[A run of records]

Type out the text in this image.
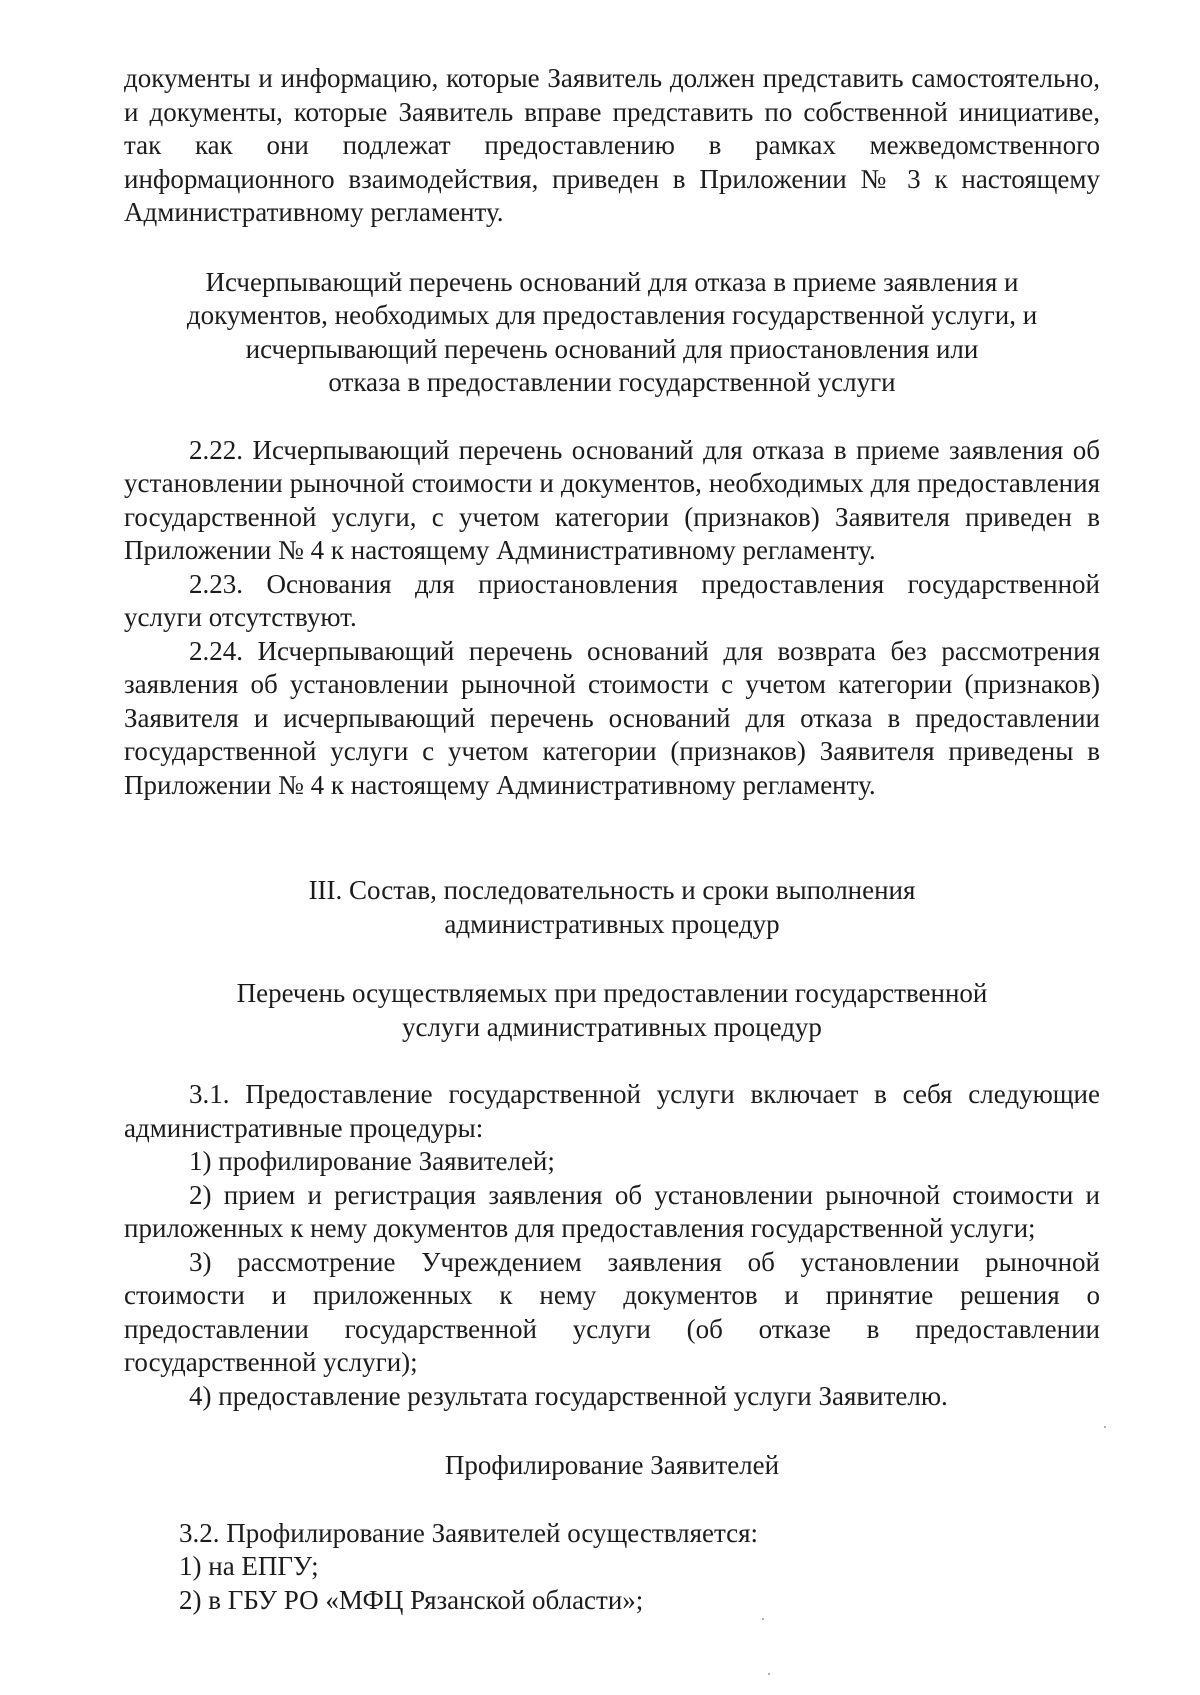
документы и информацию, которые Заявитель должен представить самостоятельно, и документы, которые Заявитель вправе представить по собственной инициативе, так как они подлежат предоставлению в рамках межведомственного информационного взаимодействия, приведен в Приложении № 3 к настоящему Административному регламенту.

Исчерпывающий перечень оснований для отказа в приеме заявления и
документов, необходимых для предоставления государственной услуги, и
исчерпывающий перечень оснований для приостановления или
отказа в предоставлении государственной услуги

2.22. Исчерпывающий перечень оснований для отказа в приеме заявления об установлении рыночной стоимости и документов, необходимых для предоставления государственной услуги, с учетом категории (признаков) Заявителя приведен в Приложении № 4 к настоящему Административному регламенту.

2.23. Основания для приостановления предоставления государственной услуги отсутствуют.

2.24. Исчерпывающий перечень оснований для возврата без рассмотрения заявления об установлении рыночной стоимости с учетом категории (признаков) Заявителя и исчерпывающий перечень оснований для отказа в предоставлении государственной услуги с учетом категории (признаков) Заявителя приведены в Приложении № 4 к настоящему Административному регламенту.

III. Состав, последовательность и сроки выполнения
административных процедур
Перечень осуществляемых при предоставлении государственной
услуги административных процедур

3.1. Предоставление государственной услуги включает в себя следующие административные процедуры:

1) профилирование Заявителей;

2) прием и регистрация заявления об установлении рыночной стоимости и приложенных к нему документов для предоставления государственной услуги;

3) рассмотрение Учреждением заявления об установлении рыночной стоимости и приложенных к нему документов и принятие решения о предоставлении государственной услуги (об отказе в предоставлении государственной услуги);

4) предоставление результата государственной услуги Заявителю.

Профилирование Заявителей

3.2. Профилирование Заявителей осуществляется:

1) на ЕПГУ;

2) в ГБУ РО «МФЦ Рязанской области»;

**Task instructions**
Identify the lines in the entries that hold "Заявителей" and return each one.

**Result of the task**
1) профилирование Заявителей;
Профилирование Заявителей
3.2. Профилирование Заявителей осуществляется:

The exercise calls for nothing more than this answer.